Instruction:
Please switch every "svg-text" to "chart-text" in the entries, from the first line up to and including the line with "svg-text:3: 3 — [295, 472, 306, 495]". Give back only those lines, with nothing else changed.

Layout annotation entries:
------------------------------

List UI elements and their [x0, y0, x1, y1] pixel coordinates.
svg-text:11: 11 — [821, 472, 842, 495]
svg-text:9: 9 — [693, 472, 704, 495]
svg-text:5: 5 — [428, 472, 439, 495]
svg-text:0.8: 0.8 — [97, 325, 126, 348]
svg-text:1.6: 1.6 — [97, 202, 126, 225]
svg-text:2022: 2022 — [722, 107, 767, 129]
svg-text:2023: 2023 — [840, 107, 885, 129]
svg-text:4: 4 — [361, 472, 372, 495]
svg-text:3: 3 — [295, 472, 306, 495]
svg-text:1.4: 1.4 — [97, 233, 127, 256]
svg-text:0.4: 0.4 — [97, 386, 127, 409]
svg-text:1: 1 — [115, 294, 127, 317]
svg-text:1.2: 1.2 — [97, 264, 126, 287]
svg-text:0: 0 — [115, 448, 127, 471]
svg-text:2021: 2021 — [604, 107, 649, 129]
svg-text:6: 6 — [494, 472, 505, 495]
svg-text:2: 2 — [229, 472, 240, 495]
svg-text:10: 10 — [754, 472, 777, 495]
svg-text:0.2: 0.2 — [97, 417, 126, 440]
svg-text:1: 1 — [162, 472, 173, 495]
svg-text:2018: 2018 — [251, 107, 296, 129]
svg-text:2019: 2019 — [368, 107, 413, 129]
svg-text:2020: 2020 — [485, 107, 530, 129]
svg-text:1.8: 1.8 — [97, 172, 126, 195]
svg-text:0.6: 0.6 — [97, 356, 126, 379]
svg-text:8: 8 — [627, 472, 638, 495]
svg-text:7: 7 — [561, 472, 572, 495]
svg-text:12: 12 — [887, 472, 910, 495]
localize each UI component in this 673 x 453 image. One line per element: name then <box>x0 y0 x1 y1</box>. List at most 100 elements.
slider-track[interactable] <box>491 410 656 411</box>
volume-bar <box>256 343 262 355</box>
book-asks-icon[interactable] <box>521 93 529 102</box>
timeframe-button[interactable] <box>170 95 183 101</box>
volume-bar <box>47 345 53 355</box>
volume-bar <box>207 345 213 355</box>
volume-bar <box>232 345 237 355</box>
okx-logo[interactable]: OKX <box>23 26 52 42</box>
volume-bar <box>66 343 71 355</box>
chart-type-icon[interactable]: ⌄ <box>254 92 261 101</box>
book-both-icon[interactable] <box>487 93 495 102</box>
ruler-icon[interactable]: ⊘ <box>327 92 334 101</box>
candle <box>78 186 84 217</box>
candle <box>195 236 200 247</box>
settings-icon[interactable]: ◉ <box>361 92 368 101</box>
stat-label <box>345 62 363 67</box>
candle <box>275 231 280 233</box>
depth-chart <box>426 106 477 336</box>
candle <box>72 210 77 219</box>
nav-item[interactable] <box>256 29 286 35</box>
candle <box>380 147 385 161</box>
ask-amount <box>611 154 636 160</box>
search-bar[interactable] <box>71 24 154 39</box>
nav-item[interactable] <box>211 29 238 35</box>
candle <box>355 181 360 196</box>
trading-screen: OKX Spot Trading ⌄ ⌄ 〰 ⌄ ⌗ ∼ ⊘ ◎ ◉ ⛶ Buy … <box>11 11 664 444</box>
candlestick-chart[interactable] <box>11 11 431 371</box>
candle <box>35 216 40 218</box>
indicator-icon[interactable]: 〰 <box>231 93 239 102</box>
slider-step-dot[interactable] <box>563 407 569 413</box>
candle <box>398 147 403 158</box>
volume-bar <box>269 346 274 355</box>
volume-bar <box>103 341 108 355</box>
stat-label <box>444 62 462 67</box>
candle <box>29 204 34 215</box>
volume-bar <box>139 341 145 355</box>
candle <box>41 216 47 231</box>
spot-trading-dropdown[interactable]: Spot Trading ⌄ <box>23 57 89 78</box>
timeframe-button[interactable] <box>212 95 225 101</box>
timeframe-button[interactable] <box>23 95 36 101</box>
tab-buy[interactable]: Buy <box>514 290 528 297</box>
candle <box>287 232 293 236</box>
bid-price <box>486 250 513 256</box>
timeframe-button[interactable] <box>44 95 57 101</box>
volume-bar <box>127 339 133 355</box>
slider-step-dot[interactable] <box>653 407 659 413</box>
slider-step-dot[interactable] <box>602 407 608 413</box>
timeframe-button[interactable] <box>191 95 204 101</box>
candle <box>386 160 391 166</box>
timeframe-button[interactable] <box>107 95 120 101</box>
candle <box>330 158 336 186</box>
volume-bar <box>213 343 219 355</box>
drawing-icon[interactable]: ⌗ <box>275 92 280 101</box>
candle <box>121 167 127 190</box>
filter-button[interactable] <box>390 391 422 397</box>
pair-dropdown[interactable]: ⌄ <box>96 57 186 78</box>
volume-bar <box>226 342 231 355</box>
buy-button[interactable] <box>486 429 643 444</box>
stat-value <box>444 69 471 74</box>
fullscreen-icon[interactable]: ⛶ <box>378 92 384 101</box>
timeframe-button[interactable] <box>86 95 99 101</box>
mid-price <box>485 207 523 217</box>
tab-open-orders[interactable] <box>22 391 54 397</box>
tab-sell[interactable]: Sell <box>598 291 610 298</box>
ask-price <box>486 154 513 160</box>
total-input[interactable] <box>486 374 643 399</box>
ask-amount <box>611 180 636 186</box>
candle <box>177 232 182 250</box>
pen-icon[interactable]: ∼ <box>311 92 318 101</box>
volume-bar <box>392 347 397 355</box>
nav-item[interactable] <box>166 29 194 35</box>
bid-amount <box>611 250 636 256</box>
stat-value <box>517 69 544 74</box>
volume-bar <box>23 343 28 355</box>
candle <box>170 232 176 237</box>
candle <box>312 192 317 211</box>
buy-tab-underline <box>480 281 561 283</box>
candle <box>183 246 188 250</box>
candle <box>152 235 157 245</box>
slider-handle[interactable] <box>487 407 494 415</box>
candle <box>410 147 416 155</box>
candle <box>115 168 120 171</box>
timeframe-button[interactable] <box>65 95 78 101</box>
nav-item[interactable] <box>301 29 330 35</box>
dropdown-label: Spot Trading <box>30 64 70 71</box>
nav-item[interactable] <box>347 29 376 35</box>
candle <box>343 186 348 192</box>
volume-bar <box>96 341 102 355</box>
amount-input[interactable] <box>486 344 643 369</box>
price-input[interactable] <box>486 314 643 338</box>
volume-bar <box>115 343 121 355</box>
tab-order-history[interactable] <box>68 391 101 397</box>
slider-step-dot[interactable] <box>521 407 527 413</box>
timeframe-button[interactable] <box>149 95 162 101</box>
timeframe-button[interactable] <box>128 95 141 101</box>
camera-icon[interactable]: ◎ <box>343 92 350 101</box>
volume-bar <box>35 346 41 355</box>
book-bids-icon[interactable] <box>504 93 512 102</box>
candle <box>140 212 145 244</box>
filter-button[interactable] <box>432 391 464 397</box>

------------------------------

Task answer:
List UI elements and their [x0, y0, x1, y1] pixel coordinates.
chart-text:11: 11 — [821, 472, 842, 495]
chart-text:9: 9 — [693, 472, 704, 495]
chart-text:5: 5 — [428, 472, 439, 495]
chart-text:0.8: 0.8 — [97, 325, 126, 348]
chart-text:1.6: 1.6 — [97, 202, 126, 225]
chart-text:2022: 2022 — [722, 107, 767, 129]
chart-text:2023: 2023 — [840, 107, 885, 129]
chart-text:4: 4 — [361, 472, 372, 495]
chart-text:3: 3 — [295, 472, 306, 495]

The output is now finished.